* INFORMATION SHOWN *
##########
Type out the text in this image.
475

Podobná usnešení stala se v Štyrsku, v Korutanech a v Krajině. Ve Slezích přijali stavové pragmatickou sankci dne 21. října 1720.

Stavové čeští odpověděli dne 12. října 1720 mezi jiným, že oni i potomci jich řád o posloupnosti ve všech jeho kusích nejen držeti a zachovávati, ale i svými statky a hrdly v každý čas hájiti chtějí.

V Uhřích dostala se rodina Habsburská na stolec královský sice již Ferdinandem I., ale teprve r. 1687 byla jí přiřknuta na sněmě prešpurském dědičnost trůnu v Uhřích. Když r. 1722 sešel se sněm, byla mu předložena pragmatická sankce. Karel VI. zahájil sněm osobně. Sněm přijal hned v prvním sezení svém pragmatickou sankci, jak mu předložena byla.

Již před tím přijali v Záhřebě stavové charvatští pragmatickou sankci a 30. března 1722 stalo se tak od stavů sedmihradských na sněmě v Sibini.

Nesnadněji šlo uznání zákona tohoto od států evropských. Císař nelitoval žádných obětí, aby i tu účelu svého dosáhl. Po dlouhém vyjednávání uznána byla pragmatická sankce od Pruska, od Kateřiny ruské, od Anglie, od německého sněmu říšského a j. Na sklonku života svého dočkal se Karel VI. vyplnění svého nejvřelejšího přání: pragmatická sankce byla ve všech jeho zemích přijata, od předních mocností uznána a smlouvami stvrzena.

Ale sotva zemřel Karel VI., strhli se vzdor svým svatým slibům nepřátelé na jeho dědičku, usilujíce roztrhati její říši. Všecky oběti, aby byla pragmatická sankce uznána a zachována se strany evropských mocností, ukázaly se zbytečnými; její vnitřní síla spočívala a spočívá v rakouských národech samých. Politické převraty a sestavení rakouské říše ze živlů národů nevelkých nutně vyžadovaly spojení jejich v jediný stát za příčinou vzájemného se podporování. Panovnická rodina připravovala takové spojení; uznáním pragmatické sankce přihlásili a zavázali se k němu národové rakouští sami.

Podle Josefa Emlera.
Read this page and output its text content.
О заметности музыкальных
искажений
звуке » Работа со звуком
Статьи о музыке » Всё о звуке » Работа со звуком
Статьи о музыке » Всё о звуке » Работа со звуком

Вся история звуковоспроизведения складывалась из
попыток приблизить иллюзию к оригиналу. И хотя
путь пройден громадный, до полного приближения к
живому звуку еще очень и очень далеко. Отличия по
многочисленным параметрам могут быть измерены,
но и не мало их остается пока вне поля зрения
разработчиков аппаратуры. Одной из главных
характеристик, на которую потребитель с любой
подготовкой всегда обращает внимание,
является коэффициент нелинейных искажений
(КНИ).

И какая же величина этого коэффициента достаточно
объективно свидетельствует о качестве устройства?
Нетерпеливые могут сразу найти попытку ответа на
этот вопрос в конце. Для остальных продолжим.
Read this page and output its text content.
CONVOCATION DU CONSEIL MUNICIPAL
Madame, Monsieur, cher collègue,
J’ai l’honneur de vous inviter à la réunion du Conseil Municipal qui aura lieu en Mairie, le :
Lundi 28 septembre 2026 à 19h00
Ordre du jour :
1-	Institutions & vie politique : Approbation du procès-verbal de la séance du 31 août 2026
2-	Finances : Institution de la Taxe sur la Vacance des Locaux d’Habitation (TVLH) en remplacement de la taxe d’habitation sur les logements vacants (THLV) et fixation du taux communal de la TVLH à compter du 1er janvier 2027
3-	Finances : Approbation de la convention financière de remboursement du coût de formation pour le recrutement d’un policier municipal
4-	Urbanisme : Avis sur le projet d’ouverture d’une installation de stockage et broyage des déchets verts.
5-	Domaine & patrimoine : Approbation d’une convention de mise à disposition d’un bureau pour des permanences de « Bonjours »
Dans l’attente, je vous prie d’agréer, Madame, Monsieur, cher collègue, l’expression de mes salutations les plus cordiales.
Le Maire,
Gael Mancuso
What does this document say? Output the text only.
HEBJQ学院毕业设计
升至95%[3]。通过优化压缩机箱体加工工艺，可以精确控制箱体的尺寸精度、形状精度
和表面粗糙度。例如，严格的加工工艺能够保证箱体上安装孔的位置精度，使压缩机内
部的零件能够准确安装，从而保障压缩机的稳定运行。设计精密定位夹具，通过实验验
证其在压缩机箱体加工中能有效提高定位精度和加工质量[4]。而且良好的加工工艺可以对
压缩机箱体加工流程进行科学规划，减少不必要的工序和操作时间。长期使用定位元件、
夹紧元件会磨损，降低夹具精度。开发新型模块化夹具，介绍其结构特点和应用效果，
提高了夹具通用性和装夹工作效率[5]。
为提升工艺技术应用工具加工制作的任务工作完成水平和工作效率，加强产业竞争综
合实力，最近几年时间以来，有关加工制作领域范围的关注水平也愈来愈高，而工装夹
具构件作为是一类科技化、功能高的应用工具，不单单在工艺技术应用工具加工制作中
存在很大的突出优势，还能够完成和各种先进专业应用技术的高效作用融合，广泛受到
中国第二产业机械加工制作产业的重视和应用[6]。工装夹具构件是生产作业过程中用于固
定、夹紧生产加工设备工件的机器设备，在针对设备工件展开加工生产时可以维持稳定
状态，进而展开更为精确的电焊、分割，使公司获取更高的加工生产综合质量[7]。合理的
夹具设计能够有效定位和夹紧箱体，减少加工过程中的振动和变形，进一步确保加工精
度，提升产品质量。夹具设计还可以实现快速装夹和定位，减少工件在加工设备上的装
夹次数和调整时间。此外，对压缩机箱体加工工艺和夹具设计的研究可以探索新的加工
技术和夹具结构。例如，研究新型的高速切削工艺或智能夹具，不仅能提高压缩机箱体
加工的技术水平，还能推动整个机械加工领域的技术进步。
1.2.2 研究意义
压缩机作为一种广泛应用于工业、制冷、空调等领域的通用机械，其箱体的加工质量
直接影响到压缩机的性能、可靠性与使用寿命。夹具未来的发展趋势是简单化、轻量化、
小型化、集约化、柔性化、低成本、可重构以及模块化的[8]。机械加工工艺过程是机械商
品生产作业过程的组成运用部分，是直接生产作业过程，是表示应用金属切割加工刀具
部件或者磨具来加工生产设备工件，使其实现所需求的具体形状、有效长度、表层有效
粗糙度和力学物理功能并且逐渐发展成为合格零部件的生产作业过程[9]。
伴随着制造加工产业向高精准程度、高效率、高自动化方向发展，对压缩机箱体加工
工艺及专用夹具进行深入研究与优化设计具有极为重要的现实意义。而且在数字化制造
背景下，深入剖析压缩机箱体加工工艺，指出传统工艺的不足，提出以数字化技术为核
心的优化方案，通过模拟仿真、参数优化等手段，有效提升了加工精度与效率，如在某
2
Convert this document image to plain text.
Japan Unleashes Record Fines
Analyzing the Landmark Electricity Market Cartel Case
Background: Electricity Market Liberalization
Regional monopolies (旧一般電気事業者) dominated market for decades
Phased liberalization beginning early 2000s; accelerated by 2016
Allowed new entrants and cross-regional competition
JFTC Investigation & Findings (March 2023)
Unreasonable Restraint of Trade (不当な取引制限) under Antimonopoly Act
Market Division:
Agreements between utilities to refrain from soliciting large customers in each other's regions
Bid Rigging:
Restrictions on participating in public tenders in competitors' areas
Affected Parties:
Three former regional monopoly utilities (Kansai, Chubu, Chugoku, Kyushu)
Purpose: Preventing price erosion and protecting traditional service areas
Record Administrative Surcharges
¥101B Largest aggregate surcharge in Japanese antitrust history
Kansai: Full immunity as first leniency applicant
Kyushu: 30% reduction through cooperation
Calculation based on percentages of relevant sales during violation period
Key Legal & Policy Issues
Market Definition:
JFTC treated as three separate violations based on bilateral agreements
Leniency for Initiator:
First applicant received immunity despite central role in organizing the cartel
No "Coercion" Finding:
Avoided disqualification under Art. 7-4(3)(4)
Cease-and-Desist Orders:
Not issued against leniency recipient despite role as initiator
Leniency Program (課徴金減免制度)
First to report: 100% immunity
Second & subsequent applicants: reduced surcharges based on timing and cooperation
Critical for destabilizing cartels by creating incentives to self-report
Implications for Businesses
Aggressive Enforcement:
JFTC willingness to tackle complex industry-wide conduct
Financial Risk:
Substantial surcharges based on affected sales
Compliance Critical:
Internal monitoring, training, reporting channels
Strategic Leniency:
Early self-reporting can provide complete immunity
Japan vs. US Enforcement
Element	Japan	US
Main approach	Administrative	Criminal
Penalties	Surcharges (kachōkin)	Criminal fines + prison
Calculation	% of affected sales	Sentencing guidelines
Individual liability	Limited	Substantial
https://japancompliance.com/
##########
* PROBLEM DETAILS *
From the entries above, copy every line that holds the word "under".

* OUTPUT BELOW *
Unreasonable Restraint of Trade (不当な取引制限) under Antimonopoly Act
Avoided disqualification under Art. 7-4(3)(4)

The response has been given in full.